» Task details
Quote the entire listing below verbatim, line for line.

» Working data

START

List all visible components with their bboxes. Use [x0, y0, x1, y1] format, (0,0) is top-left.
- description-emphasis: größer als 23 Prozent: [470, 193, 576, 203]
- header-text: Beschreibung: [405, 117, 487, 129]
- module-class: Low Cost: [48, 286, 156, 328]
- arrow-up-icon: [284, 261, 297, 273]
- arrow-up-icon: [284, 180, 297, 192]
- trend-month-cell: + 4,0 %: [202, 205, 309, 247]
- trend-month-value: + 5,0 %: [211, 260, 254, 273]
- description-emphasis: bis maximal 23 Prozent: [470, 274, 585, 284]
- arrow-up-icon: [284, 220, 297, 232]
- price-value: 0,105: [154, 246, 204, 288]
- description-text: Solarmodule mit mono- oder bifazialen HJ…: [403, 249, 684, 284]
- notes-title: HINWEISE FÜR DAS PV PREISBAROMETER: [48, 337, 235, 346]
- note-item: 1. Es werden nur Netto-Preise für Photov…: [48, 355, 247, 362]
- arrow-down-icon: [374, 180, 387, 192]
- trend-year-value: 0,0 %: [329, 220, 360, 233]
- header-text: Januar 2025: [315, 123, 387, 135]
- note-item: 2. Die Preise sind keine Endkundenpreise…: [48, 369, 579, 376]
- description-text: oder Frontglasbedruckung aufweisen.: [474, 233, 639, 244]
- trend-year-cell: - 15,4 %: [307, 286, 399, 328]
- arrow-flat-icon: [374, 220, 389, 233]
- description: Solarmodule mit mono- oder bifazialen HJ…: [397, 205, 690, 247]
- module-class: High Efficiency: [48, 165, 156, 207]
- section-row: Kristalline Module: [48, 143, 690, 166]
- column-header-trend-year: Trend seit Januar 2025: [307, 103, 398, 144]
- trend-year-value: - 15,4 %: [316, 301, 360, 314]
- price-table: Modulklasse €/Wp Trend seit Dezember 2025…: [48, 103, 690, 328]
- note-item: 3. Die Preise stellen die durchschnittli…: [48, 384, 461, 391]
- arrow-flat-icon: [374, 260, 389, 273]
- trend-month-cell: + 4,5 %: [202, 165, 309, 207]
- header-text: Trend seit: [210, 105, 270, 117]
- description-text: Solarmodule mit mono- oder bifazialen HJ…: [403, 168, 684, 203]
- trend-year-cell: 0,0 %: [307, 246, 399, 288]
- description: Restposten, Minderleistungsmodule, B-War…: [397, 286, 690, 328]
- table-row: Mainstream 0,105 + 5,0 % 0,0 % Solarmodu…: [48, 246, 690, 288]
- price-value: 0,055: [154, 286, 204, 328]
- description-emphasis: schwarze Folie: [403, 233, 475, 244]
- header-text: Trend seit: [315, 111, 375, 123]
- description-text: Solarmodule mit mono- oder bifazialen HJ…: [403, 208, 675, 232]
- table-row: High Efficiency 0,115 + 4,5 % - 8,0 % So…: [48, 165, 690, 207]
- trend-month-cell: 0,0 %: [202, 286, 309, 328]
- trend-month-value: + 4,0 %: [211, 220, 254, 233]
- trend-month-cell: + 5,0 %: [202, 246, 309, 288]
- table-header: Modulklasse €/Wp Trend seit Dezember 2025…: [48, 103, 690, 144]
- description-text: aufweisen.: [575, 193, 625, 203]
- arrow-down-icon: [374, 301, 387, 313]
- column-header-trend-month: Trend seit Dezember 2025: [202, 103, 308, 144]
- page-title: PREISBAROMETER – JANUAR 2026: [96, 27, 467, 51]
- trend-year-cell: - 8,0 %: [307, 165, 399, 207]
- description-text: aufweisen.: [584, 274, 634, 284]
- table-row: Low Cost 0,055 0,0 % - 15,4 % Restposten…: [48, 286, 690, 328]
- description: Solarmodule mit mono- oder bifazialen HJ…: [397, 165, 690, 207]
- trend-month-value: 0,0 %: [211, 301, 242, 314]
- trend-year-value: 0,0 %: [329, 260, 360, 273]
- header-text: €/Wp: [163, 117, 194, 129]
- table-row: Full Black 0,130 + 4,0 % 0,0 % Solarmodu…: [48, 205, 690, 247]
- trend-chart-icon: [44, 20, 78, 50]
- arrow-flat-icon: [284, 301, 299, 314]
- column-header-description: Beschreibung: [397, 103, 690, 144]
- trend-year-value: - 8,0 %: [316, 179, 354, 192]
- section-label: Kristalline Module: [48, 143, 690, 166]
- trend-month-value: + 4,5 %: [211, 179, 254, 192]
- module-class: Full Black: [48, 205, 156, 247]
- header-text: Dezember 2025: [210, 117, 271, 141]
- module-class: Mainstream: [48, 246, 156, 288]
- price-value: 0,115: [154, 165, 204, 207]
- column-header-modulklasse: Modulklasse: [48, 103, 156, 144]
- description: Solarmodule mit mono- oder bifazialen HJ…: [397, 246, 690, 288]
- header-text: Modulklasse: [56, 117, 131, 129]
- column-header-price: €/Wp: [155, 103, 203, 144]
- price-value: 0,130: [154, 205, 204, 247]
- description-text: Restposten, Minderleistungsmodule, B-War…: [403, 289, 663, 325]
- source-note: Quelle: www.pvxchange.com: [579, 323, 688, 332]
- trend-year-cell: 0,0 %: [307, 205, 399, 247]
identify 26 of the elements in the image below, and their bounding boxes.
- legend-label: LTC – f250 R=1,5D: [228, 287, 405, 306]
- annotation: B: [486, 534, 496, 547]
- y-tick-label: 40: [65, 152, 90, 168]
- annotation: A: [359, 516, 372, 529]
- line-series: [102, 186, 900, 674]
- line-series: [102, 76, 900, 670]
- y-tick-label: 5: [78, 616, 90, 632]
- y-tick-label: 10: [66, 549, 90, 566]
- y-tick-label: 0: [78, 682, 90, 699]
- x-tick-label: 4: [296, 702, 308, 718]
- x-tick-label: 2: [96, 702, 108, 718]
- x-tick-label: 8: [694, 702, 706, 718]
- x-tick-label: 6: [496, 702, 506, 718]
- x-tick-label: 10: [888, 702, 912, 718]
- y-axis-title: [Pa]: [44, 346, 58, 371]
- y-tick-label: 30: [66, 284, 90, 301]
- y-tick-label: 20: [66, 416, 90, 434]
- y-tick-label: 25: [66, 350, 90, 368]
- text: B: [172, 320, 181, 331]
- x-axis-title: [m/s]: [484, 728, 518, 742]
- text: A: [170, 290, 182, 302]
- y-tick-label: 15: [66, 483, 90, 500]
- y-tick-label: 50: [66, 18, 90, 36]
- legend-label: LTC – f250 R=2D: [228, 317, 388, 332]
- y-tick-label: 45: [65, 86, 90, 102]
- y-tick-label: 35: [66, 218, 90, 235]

END

» In response
List all visible components with their bboxes. Use [x0, y0, x1, y1] format, (0,0) is top-left.
- description-emphasis: größer als 23 Prozent: [470, 193, 576, 203]
- header-text: Beschreibung: [405, 117, 487, 129]
- module-class: Low Cost: [48, 286, 156, 328]
- arrow-up-icon: [284, 261, 297, 273]
- arrow-up-icon: [284, 180, 297, 192]
- trend-month-cell: + 4,0 %: [202, 205, 309, 247]
- trend-month-value: + 5,0 %: [211, 260, 254, 273]
- description-emphasis: bis maximal 23 Prozent: [470, 274, 585, 284]
- arrow-up-icon: [284, 220, 297, 232]
- price-value: 0,105: [154, 246, 204, 288]
- description-text: Solarmodule mit mono- oder bifazialen HJ…: [403, 249, 684, 284]
- notes-title: HINWEISE FÜR DAS PV PREISBAROMETER: [48, 337, 235, 346]
- note-item: 1. Es werden nur Netto-Preise für Photov…: [48, 355, 247, 362]
- arrow-down-icon: [374, 180, 387, 192]
- trend-year-value: 0,0 %: [329, 220, 360, 233]
- header-text: Januar 2025: [315, 123, 387, 135]
- note-item: 2. Die Preise sind keine Endkundenpreise…: [48, 369, 579, 376]
- description-text: oder Frontglasbedruckung aufweisen.: [474, 233, 639, 244]
- trend-year-cell: - 15,4 %: [307, 286, 399, 328]
- arrow-flat-icon: [374, 220, 389, 233]
- description: Solarmodule mit mono- oder bifazialen HJ…: [397, 205, 690, 247]
- module-class: High Efficiency: [48, 165, 156, 207]
- section-row: Kristalline Module: [48, 143, 690, 166]
- column-header-trend-year: Trend seit Januar 2025: [307, 103, 398, 144]
- trend-year-value: - 15,4 %: [316, 301, 360, 314]
- price-table: Modulklasse €/Wp Trend seit Dezember 2025…: [48, 103, 690, 328]
- note-item: 3. Die Preise stellen die durchschnittli…: [48, 384, 461, 391]
- arrow-flat-icon: [374, 260, 389, 273]
- trend-month-cell: + 4,5 %: [202, 165, 309, 207]
- header-text: Trend seit: [210, 105, 270, 117]
- description-text: Solarmodule mit mono- oder bifazialen HJ…: [403, 168, 684, 203]
- trend-year-cell: 0,0 %: [307, 246, 399, 288]
- description: Restposten, Minderleistungsmodule, B-War…: [397, 286, 690, 328]
- table-row: Mainstream 0,105 + 5,0 % 0,0 % Solarmodu…: [48, 246, 690, 288]
- price-value: 0,055: [154, 286, 204, 328]
- description-emphasis: schwarze Folie: [403, 233, 475, 244]
- header-text: Trend seit: [315, 111, 375, 123]
- description-text: Solarmodule mit mono- oder bifazialen HJ…: [403, 208, 675, 232]
- table-row: High Efficiency 0,115 + 4,5 % - 8,0 % So…: [48, 165, 690, 207]
- trend-month-cell: 0,0 %: [202, 286, 309, 328]
- trend-month-value: + 4,0 %: [211, 220, 254, 233]
- trend-month-cell: + 5,0 %: [202, 246, 309, 288]
- table-header: Modulklasse €/Wp Trend seit Dezember 2025…: [48, 103, 690, 144]
- description-text: aufweisen.: [575, 193, 625, 203]
- arrow-down-icon: [374, 301, 387, 313]
- column-header-trend-month: Trend seit Dezember 2025: [202, 103, 308, 144]
- page-title: PREISBAROMETER – JANUAR 2026: [96, 27, 467, 51]
- trend-year-cell: - 8,0 %: [307, 165, 399, 207]
- description-text: aufweisen.: [584, 274, 634, 284]
- table-row: Low Cost 0,055 0,0 % - 15,4 % Restposten…: [48, 286, 690, 328]
- description: Solarmodule mit mono- oder bifazialen HJ…: [397, 165, 690, 207]
- trend-month-value: 0,0 %: [211, 301, 242, 314]
- trend-year-value: 0,0 %: [329, 260, 360, 273]
- header-text: €/Wp: [163, 117, 194, 129]
- table-row: Full Black 0,130 + 4,0 % 0,0 % Solarmodu…: [48, 205, 690, 247]
- trend-chart-icon: [44, 20, 78, 50]
- arrow-flat-icon: [284, 301, 299, 314]
- column-header-description: Beschreibung: [397, 103, 690, 144]
- trend-year-value: - 8,0 %: [316, 179, 354, 192]
- section-label: Kristalline Module: [48, 143, 690, 166]
- trend-month-value: + 4,5 %: [211, 179, 254, 192]
- module-class: Full Black: [48, 205, 156, 247]
- header-text: Dezember 2025: [210, 117, 271, 141]
- module-class: Mainstream: [48, 246, 156, 288]
- price-value: 0,115: [154, 165, 204, 207]
- column-header-modulklasse: Modulklasse: [48, 103, 156, 144]
- description: Solarmodule mit mono- oder bifazialen HJ…: [397, 246, 690, 288]
- header-text: Modulklasse: [56, 117, 131, 129]
- column-header-price: €/Wp: [155, 103, 203, 144]
- price-value: 0,130: [154, 205, 204, 247]
- description-text: Restposten, Minderleistungsmodule, B-War…: [403, 289, 663, 325]
- source-note: Quelle: www.pvxchange.com: [579, 323, 688, 332]
- trend-year-cell: 0,0 %: [307, 205, 399, 247]
identify 26 of the elements in the image below, and their bounding boxes.
- legend-label: LTC – f250 R=1,5D: [228, 287, 405, 306]
- annotation: B: [486, 534, 496, 547]
- y-tick-label: 40: [65, 152, 90, 168]
- annotation: A: [359, 516, 372, 529]
- line-series: [102, 186, 900, 674]
- line-series: [102, 76, 900, 670]
- y-tick-label: 5: [78, 616, 90, 632]
- y-tick-label: 10: [66, 549, 90, 566]
- y-tick-label: 0: [78, 682, 90, 699]
- x-tick-label: 4: [296, 702, 308, 718]
- x-tick-label: 2: [96, 702, 108, 718]
- x-tick-label: 8: [694, 702, 706, 718]
- x-tick-label: 6: [496, 702, 506, 718]
- x-tick-label: 10: [888, 702, 912, 718]
- y-axis-title: [Pa]: [44, 346, 58, 371]
- y-tick-label: 30: [66, 284, 90, 301]
- y-tick-label: 20: [66, 416, 90, 434]
- y-tick-label: 25: [66, 350, 90, 368]
- text: B: [172, 320, 181, 331]
- x-axis-title: [m/s]: [484, 728, 518, 742]
- text: A: [170, 290, 182, 302]
- y-tick-label: 15: [66, 483, 90, 500]
- y-tick-label: 50: [66, 18, 90, 36]
- legend-label: LTC – f250 R=2D: [228, 317, 388, 332]
- y-tick-label: 45: [65, 86, 90, 102]
- y-tick-label: 35: [66, 218, 90, 235]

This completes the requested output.